>> BEGIN Dataset content

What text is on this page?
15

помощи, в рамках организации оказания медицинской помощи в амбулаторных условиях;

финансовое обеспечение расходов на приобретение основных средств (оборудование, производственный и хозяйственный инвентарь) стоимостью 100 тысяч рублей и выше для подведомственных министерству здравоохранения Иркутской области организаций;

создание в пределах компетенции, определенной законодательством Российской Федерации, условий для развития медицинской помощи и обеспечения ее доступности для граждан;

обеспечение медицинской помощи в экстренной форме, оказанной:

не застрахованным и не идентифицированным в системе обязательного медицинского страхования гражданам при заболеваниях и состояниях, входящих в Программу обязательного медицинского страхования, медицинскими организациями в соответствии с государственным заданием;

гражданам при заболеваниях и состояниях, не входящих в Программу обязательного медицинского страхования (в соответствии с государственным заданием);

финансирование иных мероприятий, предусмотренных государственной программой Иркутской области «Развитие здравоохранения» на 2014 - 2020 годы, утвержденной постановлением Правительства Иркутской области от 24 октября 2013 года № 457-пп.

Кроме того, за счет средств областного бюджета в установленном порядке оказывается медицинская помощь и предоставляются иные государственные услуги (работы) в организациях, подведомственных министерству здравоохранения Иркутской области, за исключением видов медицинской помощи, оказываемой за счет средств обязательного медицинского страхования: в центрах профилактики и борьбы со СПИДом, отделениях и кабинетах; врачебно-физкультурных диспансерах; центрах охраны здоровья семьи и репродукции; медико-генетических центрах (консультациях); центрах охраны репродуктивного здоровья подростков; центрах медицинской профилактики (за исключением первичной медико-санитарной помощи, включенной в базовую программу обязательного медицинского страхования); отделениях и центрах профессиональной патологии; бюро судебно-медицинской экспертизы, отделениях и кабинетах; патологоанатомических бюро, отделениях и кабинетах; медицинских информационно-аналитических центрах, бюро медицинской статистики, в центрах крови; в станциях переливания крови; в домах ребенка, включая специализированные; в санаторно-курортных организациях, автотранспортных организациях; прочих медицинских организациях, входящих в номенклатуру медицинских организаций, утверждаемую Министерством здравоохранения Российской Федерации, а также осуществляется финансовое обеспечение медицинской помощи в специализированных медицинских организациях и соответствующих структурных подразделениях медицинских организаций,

>> END Dataset content

What to do
From the listing above, copy every line that holds the string "подведомственных".

Final answer
финансовое обеспечение расходов на приобретение основных средств (оборудование, производственный и хозяйственный инвентарь) стоимостью 100 тысяч рублей и выше для подведомственных министерству здравоохранения Иркутской области организаций;
Кроме того, за счет средств областного бюджета в установленном порядке оказывается медицинская помощь и предоставляются иные государственные услуги (работы) в организациях, подведомственных министерству здравоохранения Иркутской области, за исключением видов медицинской помощи, оказываемой за счет средств обязательного медицинского страхования: в центрах профилактики и борьбы со СПИДом, отделениях и кабинетах; врачебно-физкультурных диспансерах; центрах охраны здоровья семьи и репродукции; медико-генетических центрах (консультациях); центрах охраны репродуктивного здоровья подростков; центрах медицинской профилактики (за исключением первичной медико-санитарной помощи, включенной в базовую программу обязательного медицинского страхования); отделениях и центрах профессиональной патологии; бюро судебно-медицинской экспертизы, отделениях и кабинетах; патологоанатомических бюро, отделениях и кабинетах; медицинских информационно-аналитических центрах, бюро медицинской статистики, в центрах крови; в станциях переливания крови; в домах ребенка, включая специализированные; в санаторно-курортных организациях, автотранспортных организациях; прочих медицинских организациях, входящих в номенклатуру медицинских организаций, утверждаемую Министерством здравоохранения Российской Федерации, а также осуществляется финансовое обеспечение медицинской помощи в специализированных медицинских организациях и соответствующих структурных подразделениях медицинских организаций,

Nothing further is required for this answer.